Description of the task: Read the entries below and pull out each line with the string "kinh".

Entries shown:
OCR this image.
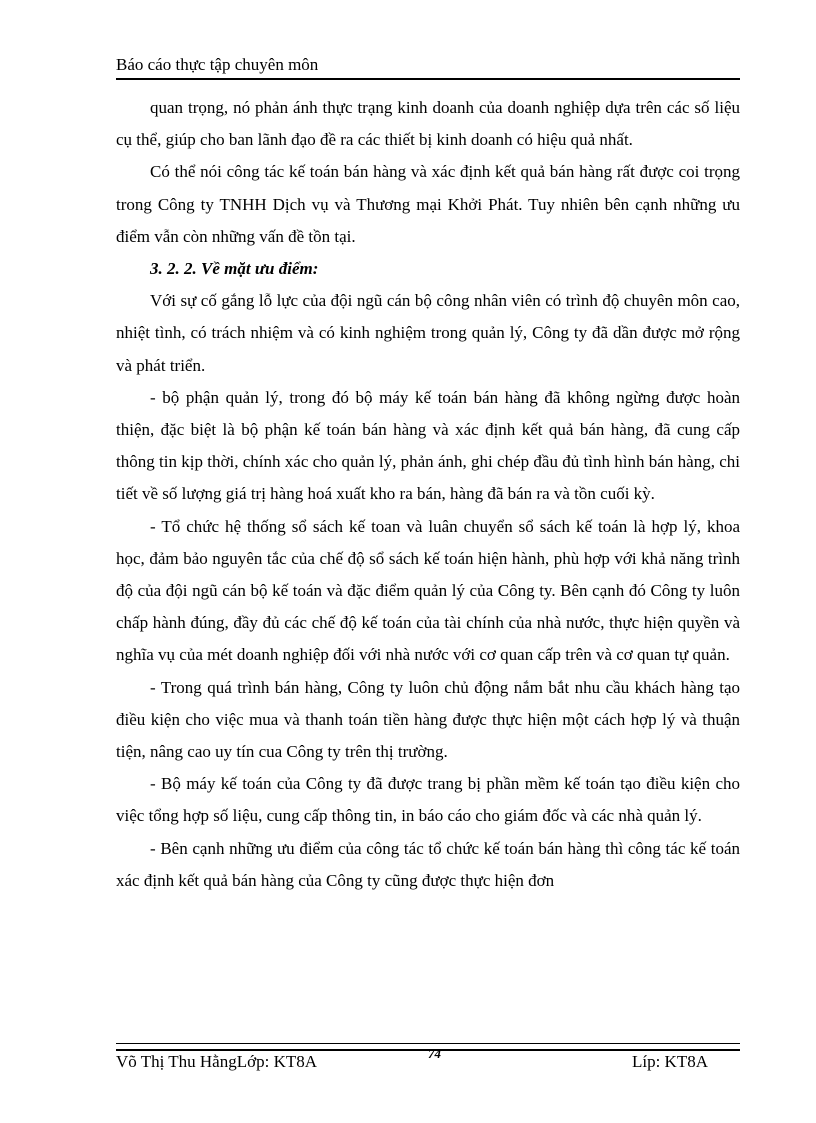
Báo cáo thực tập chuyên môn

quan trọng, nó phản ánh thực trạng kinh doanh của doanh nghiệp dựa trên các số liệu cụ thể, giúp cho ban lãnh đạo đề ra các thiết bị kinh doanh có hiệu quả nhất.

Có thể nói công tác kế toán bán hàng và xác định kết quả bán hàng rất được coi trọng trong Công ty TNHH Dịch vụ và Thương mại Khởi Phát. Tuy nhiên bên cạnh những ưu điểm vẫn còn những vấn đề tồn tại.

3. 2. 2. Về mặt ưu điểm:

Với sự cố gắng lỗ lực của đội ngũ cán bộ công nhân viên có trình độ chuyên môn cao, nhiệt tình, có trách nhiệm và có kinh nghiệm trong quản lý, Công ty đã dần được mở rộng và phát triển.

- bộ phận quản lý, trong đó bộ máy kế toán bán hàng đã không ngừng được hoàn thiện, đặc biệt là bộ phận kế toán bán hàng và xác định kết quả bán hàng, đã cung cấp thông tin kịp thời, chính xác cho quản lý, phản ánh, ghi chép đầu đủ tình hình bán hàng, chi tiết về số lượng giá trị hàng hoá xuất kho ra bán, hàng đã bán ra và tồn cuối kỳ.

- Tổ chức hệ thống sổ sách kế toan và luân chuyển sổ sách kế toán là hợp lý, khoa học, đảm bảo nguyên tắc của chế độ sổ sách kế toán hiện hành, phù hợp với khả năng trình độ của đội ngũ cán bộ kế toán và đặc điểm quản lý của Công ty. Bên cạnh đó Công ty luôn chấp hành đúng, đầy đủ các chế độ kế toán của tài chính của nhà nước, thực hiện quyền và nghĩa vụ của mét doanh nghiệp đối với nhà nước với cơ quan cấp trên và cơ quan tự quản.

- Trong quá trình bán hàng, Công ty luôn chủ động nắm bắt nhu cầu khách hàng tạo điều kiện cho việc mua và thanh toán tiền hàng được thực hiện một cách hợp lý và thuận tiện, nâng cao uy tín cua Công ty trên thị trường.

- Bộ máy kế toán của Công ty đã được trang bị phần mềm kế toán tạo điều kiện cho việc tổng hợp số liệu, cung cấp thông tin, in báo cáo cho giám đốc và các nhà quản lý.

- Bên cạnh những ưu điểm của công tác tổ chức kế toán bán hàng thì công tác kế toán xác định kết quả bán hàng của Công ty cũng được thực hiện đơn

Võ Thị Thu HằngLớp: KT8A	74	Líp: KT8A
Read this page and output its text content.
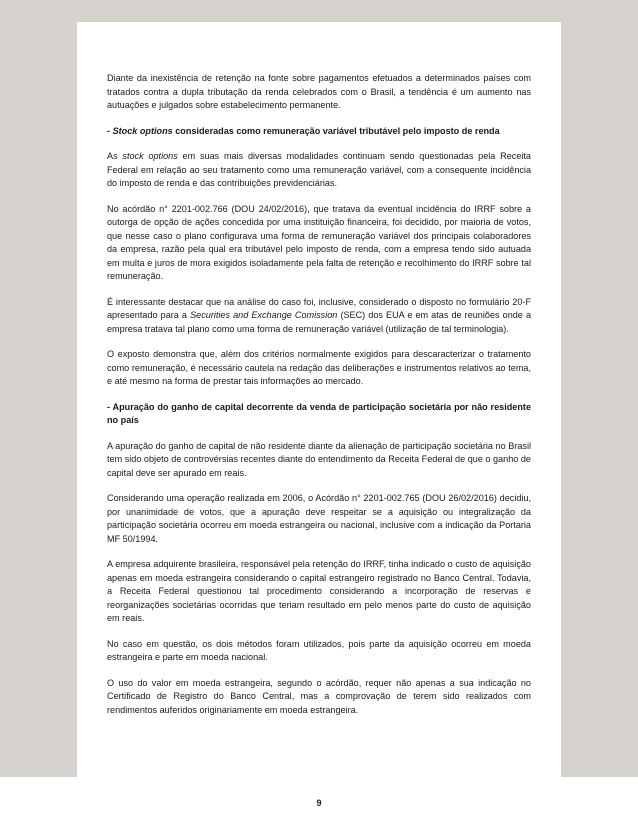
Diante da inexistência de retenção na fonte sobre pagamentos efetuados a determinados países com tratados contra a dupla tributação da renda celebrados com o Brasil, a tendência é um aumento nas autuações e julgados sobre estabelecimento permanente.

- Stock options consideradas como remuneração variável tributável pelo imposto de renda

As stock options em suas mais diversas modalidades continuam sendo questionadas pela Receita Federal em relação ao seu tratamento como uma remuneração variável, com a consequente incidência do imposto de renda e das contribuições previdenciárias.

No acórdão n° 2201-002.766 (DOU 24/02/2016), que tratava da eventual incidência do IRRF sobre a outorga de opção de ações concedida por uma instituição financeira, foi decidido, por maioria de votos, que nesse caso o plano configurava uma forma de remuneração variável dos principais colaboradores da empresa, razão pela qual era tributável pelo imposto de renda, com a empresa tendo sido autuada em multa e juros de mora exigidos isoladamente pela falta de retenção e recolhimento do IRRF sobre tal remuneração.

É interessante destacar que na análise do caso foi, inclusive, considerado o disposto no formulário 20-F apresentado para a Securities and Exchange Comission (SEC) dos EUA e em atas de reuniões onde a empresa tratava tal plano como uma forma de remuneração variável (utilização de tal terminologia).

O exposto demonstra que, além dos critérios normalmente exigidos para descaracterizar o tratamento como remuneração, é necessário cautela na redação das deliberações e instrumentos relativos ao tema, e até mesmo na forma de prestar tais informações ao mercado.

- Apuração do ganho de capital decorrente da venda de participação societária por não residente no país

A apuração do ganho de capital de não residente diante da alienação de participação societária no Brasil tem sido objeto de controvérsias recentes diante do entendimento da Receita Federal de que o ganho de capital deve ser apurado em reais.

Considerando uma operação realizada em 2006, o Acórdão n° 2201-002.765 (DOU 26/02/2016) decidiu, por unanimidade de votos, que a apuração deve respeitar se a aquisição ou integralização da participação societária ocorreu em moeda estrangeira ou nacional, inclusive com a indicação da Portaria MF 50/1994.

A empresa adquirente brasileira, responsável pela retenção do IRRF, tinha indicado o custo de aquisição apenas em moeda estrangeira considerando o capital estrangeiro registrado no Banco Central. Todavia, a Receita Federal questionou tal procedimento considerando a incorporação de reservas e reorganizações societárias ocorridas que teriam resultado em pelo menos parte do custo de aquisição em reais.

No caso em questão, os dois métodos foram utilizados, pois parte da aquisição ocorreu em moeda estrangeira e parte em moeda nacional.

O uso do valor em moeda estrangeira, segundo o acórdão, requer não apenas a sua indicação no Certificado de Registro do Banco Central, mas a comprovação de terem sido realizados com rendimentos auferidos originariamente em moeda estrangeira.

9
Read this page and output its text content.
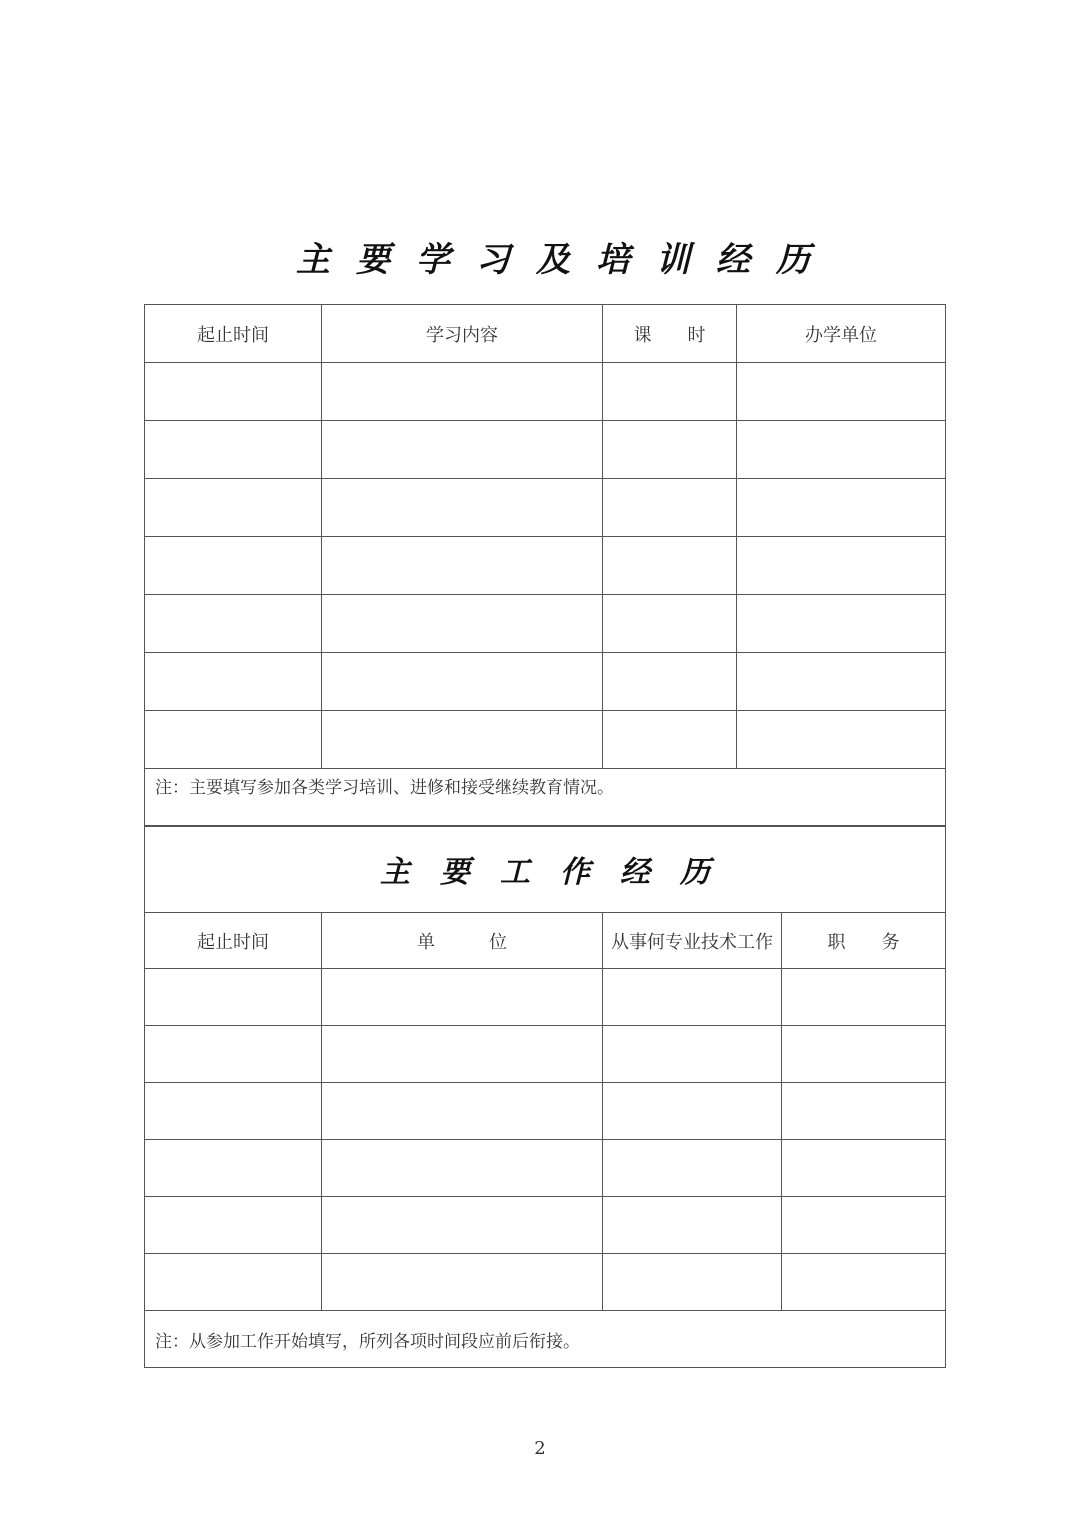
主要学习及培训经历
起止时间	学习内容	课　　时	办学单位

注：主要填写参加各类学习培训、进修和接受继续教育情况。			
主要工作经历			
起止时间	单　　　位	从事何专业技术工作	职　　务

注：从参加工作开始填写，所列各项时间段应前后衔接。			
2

Written response:
quan trọng, nó phản ánh thực trạng kinh doanh của doanh nghiệp dựa trên các số liệu cụ thể, giúp cho ban lãnh đạo đề ra các thiết bị kinh doanh có hiệu quả nhất.
Với sự cố gắng lỗ lực của đội ngũ cán bộ công nhân viên có trình độ chuyên môn cao, nhiệt tình, có trách nhiệm và có kinh nghiệm trong quản lý, Công ty đã dần được mở rộng và phát triển.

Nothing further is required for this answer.